== DO THIS ==
Check each line of the listing below for the string "Universal", and copy the ones that have it.

Saved entries
^^^^^^^^

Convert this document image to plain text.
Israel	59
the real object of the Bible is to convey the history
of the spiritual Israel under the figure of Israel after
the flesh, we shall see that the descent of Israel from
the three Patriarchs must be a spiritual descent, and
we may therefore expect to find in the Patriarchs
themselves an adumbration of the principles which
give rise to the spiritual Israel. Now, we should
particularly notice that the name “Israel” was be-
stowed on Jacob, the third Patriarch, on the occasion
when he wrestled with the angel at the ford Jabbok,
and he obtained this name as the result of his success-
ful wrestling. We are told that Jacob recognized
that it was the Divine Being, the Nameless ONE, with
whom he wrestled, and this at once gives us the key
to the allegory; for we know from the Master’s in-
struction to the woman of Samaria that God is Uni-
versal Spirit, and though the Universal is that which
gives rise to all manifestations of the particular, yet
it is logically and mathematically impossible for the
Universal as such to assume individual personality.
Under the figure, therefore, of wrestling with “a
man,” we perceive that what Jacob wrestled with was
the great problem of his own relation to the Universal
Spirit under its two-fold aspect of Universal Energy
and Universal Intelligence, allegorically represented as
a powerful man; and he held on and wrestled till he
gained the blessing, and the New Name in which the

^^^^^^^^

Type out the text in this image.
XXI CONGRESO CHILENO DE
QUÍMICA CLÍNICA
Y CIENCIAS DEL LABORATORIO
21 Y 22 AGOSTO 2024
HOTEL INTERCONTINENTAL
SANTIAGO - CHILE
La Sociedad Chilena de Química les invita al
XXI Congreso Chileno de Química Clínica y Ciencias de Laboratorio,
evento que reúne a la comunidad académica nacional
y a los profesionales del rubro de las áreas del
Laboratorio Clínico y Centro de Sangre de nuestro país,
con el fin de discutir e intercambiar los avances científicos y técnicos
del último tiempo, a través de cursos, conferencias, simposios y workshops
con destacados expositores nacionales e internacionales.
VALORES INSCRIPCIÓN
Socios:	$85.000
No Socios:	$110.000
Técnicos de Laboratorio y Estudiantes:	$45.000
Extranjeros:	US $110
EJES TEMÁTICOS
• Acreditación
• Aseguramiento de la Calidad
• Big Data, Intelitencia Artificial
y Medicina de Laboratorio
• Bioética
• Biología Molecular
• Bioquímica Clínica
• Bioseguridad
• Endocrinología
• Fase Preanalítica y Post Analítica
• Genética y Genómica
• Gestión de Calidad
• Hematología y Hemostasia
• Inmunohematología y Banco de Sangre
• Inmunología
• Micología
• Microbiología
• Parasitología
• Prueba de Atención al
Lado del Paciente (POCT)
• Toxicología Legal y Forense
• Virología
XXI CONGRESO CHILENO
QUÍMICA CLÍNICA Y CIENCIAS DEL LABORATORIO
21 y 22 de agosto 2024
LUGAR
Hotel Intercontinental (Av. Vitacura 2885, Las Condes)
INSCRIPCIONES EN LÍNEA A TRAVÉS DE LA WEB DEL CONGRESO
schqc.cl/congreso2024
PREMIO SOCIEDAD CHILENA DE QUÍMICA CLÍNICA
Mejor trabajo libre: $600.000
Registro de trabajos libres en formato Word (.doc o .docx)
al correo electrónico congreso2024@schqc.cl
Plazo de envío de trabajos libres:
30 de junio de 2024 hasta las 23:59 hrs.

^^^^^^^^

== WRITTEN RESPONSE ==
versal Spirit, and though the Universal is that which
Universal as such to assume individual personality.
the great problem of his own relation to the Universal
Spirit under its two-fold aspect of Universal Energy
and Universal Intelligence, allegorically represented as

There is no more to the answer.